## What the task asks
Identify the lines that contain the word "六个坚持", then copy them.

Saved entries
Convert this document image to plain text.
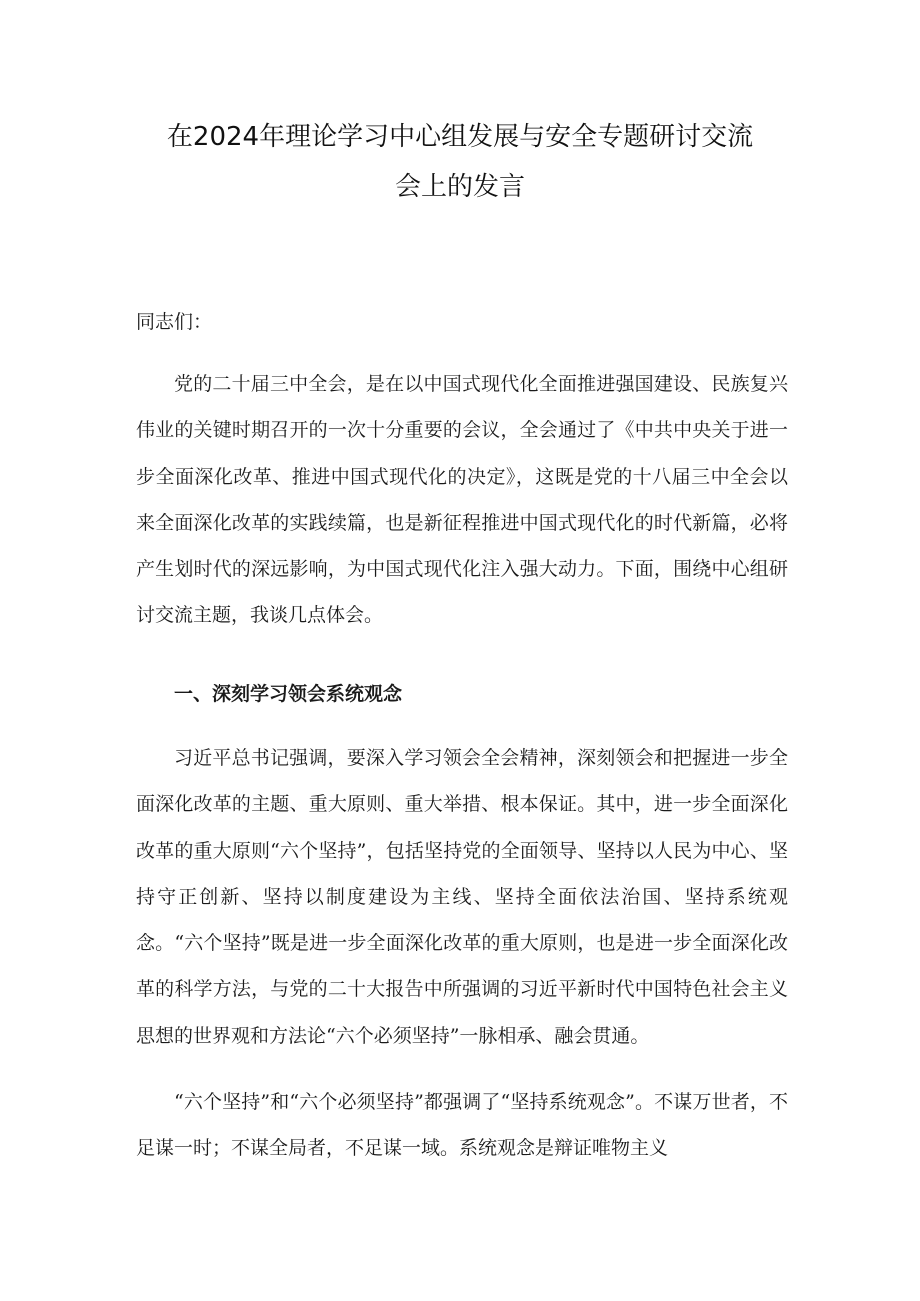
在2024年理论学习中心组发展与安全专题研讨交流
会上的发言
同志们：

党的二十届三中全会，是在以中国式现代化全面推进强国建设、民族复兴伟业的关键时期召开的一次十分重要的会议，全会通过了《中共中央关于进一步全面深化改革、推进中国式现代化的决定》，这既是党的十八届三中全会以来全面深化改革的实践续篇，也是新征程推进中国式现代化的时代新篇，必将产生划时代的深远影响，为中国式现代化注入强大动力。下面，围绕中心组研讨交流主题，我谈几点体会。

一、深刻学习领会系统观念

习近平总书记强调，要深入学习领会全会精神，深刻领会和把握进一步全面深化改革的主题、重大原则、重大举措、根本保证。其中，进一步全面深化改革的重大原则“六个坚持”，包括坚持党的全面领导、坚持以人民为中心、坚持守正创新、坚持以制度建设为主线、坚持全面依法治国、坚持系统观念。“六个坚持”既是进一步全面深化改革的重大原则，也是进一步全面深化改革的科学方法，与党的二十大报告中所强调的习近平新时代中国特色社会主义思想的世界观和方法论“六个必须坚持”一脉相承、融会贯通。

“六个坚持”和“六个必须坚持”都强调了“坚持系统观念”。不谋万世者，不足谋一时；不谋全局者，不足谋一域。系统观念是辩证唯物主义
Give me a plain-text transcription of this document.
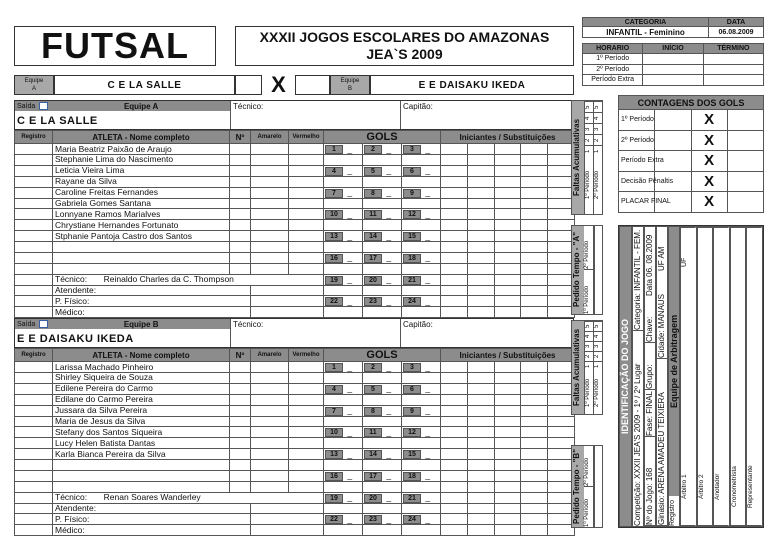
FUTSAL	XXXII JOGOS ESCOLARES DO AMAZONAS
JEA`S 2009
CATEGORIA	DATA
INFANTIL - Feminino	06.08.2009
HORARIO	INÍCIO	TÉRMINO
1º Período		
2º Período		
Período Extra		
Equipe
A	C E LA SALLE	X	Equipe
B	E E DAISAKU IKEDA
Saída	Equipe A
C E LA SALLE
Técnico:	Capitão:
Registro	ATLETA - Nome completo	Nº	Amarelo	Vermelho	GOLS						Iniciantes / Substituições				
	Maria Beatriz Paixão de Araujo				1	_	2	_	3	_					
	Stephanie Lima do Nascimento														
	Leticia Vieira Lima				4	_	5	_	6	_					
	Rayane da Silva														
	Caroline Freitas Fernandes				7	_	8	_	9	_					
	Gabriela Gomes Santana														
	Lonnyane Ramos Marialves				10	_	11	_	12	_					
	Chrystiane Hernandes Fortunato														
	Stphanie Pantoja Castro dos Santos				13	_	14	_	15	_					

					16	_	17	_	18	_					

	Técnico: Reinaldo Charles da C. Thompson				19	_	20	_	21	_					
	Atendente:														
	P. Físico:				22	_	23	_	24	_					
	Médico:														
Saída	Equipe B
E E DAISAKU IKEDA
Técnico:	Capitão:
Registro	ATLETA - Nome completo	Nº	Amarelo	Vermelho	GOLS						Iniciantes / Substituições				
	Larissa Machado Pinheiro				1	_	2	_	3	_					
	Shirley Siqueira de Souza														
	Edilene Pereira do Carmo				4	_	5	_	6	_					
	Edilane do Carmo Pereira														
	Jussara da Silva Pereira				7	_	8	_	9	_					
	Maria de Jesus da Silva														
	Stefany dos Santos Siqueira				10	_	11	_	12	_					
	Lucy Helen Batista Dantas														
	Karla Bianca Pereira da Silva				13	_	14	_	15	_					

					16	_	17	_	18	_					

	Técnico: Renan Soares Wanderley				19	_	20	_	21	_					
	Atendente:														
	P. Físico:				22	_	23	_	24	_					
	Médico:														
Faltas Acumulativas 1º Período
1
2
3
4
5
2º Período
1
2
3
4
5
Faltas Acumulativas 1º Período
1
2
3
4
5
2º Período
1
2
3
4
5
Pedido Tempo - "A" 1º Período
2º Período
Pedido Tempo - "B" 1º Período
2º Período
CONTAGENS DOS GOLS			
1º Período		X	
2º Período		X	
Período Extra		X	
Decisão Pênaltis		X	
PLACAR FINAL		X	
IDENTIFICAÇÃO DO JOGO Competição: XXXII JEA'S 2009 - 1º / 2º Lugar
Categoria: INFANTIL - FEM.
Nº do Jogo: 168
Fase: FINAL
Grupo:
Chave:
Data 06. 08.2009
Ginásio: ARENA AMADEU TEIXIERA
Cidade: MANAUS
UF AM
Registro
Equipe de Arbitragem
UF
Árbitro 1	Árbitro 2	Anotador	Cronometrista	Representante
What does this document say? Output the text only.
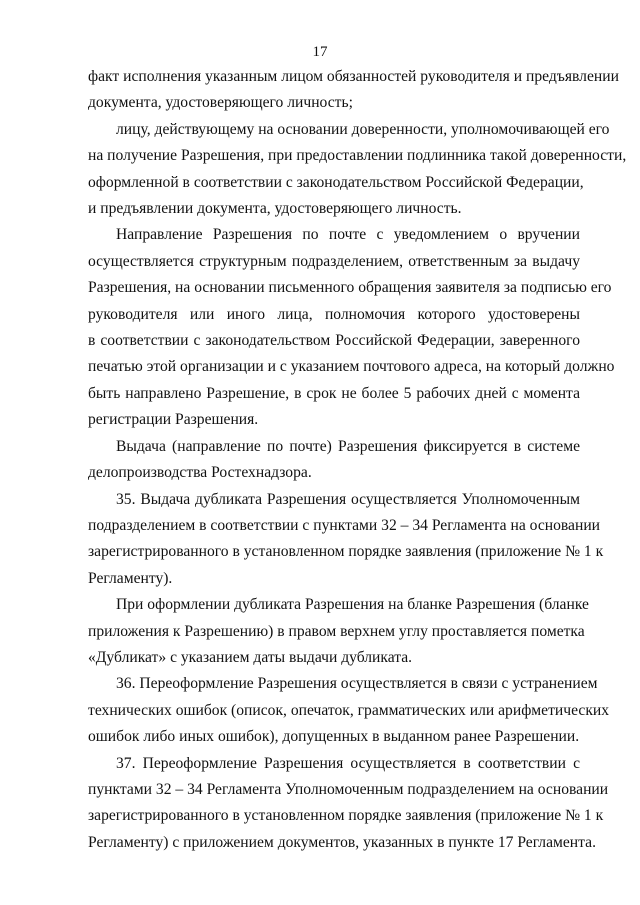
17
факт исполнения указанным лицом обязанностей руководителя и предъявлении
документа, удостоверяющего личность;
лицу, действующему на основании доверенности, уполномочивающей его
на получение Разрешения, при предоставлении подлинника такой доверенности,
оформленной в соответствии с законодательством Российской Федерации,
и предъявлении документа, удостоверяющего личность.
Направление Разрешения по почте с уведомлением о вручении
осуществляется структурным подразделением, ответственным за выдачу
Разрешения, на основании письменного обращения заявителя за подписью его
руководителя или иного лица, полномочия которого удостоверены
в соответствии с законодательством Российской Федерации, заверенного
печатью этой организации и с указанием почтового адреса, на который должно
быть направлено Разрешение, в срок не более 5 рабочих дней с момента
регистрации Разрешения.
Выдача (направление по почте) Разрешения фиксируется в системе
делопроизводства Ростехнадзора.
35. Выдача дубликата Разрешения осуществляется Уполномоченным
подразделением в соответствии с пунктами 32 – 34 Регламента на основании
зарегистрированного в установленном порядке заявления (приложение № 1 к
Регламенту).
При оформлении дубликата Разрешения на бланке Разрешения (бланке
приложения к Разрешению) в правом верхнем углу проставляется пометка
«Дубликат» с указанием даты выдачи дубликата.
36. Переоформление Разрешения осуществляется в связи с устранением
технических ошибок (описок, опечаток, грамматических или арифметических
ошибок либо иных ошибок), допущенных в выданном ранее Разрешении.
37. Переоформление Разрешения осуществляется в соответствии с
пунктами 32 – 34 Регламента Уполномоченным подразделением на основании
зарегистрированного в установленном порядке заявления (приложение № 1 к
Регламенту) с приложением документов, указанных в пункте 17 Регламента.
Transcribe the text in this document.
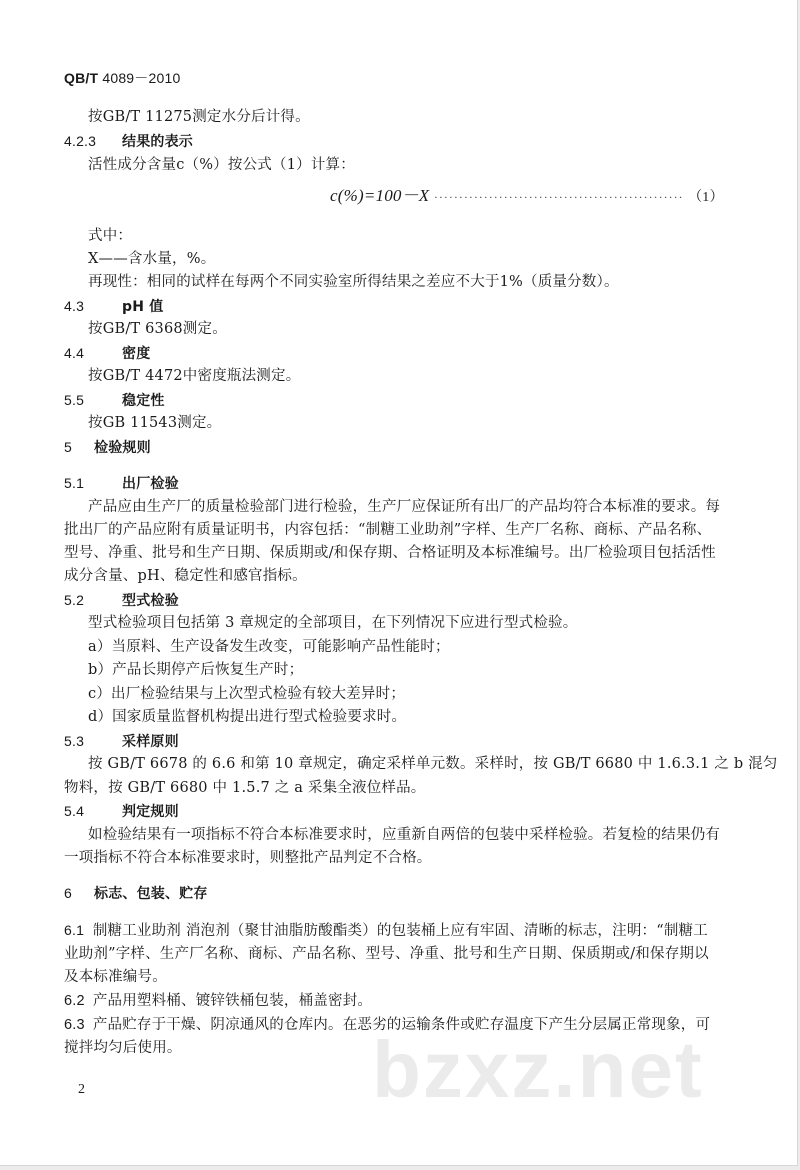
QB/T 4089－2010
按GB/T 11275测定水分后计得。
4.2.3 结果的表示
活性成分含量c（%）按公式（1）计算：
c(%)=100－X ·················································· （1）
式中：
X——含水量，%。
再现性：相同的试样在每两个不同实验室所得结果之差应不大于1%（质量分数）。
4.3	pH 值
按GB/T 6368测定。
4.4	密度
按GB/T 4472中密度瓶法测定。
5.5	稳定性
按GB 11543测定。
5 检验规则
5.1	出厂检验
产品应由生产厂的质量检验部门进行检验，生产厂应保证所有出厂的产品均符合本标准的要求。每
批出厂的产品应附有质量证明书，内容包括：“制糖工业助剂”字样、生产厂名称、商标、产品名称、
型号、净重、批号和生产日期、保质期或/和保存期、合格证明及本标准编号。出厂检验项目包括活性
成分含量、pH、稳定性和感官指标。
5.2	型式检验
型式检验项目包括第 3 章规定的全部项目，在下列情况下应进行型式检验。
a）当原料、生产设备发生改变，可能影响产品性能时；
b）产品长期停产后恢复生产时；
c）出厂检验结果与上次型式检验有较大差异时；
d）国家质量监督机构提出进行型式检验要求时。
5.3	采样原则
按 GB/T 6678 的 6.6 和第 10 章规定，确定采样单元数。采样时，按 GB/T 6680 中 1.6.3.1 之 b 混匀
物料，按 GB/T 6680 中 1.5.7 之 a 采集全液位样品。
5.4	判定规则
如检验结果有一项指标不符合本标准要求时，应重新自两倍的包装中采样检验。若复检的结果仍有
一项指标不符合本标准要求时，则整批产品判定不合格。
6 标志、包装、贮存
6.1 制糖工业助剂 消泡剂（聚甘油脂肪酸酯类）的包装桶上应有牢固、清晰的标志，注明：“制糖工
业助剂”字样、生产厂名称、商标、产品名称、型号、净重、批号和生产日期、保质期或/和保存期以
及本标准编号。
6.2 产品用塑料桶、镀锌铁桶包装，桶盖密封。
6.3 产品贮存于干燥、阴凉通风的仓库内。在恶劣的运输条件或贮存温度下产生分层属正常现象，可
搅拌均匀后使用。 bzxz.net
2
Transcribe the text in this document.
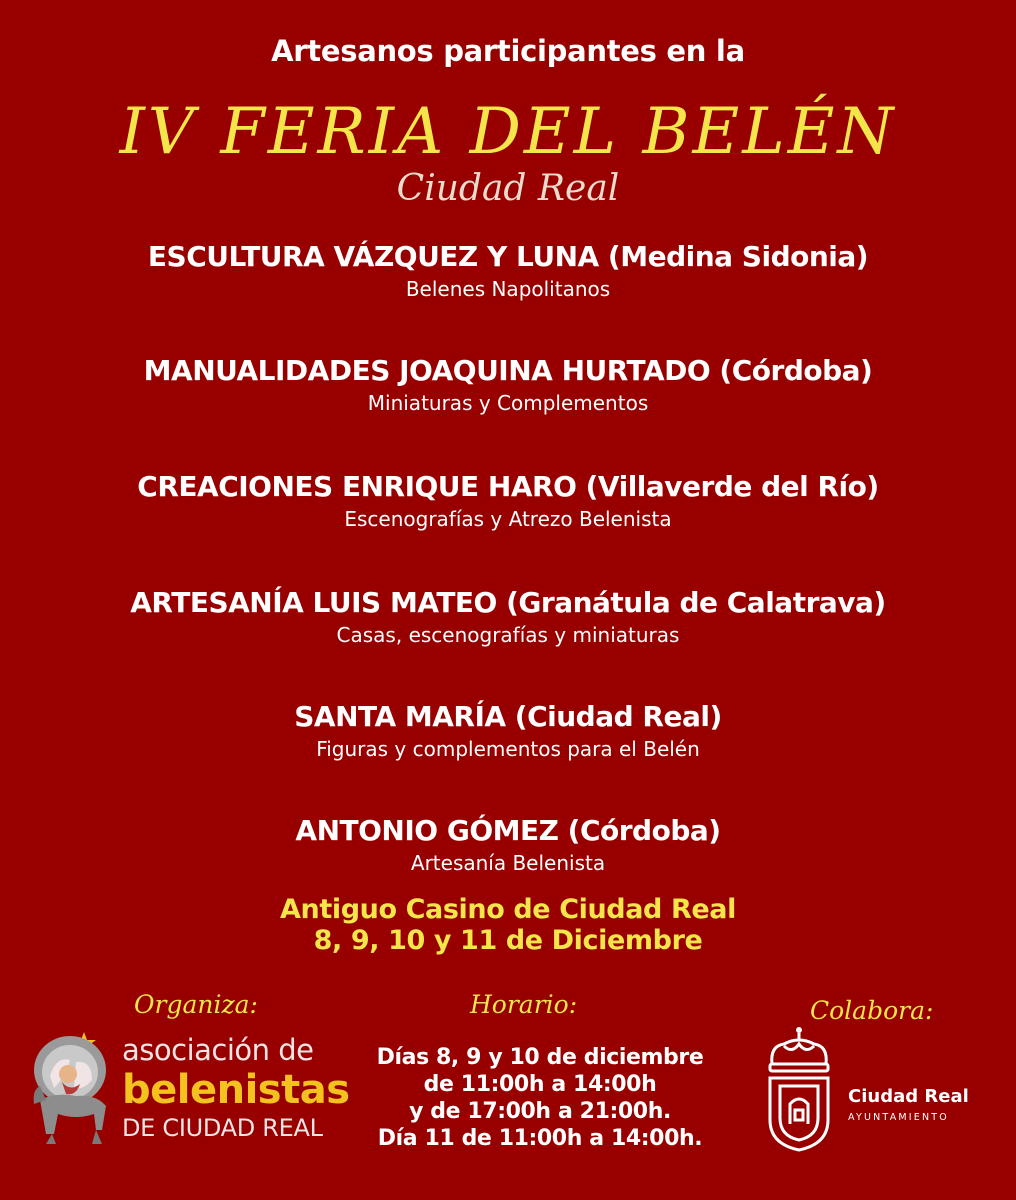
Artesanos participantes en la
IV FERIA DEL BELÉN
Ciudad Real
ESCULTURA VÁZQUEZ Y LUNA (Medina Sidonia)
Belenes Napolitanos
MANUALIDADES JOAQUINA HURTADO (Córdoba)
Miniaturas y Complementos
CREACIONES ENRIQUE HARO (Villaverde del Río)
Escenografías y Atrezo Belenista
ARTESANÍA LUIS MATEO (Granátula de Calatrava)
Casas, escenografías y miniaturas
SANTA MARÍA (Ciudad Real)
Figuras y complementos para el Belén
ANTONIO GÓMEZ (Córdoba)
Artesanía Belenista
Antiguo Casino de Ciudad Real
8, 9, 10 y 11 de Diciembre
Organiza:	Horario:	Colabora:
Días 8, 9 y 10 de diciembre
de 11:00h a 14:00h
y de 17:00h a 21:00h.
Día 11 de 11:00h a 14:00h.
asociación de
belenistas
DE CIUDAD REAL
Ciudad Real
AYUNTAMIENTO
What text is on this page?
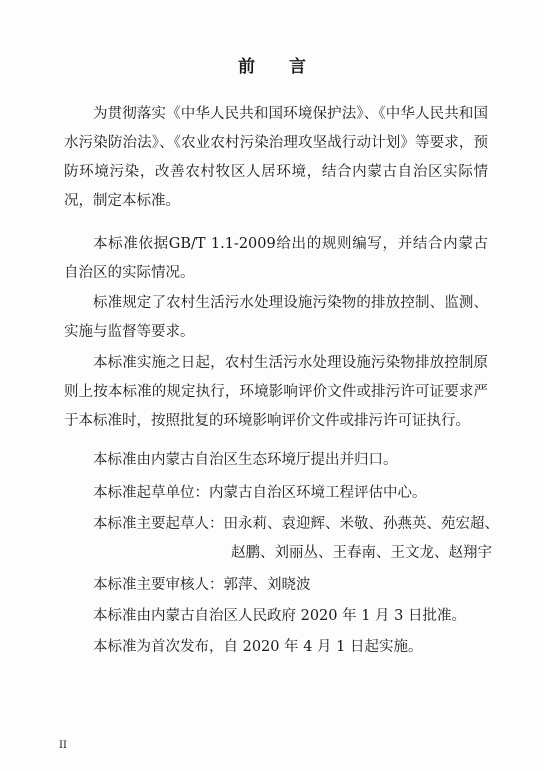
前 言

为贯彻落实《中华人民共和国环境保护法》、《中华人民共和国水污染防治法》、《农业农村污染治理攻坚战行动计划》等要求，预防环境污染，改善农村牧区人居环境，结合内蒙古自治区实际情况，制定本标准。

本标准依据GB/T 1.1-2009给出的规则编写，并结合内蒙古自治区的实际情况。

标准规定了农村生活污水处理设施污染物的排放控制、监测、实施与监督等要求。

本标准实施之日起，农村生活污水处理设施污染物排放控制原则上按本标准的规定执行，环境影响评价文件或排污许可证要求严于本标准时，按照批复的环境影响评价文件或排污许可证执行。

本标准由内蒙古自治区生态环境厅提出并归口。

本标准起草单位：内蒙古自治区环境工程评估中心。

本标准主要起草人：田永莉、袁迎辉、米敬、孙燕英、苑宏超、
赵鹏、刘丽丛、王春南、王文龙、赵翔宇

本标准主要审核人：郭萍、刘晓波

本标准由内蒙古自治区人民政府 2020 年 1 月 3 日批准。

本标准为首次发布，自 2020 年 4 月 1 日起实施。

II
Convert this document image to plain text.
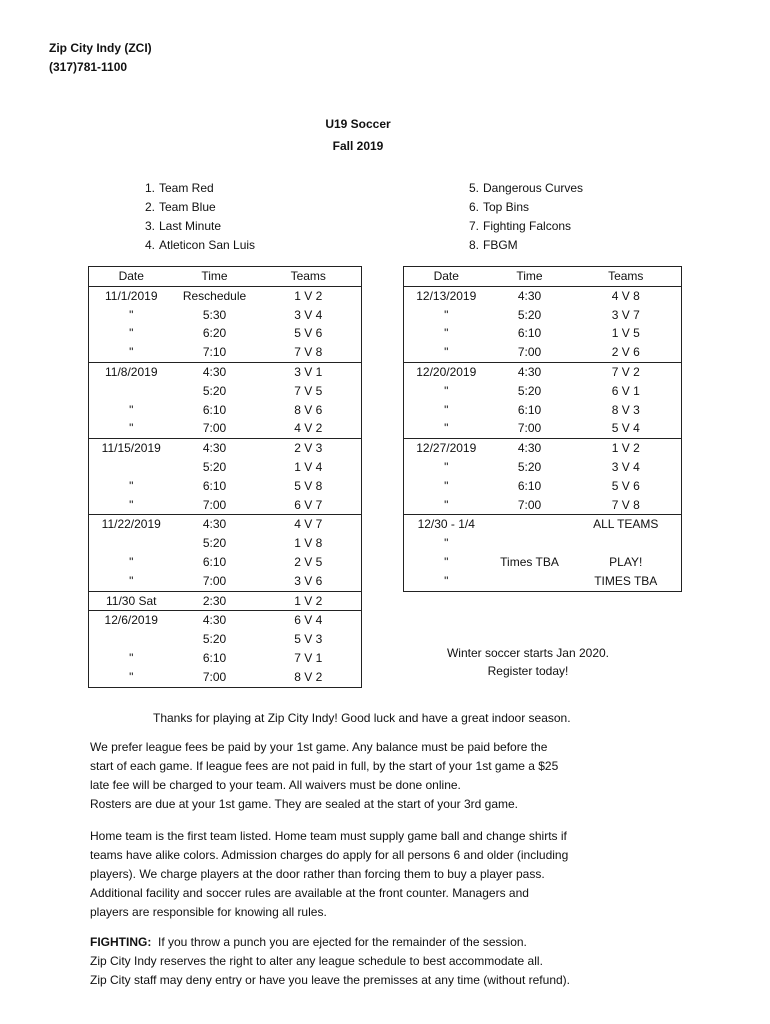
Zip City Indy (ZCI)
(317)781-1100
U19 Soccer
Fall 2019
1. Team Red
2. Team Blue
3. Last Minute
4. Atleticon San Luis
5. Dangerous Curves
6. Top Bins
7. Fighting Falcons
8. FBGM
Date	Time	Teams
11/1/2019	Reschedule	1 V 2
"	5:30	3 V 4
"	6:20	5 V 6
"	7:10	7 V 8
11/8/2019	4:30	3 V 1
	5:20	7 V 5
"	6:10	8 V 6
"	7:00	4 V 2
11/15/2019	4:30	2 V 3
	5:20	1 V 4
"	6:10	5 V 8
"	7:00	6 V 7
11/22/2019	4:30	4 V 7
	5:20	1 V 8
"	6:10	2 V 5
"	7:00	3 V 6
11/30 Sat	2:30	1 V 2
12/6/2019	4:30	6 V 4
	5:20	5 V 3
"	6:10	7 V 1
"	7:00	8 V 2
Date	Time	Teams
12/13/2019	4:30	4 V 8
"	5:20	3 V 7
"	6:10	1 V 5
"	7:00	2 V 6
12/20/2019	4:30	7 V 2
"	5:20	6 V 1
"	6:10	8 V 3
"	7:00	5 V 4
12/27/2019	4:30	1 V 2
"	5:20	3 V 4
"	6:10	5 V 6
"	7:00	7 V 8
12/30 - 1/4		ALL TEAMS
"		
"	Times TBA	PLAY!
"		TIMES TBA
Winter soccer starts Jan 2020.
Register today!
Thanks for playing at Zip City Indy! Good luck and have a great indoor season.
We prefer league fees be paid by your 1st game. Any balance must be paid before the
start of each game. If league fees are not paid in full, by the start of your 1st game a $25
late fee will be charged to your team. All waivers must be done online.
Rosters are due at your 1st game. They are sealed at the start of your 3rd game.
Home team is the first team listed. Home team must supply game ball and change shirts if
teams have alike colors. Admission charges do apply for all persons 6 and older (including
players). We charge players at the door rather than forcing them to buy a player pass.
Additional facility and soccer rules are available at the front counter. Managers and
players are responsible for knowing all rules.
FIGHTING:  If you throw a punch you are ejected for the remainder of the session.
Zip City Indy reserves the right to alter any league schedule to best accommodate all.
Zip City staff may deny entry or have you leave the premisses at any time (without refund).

## Written answer
习近平总书记强调，要深入学习领会全会精神，深刻领会和把握进一步全面深化改革的主题、重大原则、重大举措、根本保证。其中，进一步全面深化改革的重大原则“六个坚持”，包括坚持党的全面领导、坚持以人民为中心、坚持守正创新、坚持以制度建设为主线、坚持全面依法治国、坚持系统观念。“六个坚持”既是进一步全面深化改革的重大原则，也是进一步全面深化改革的科学方法，与党的二十大报告中所强调的习近平新时代中国特色社会主义思想的世界观和方法论“六个必须坚持”一脉相承、融会贯通。
“六个坚持”和“六个必须坚持”都强调了“坚持系统观念”。不谋万世者，不足谋一时；不谋全局者，不足谋一域。系统观念是辩证唯物主义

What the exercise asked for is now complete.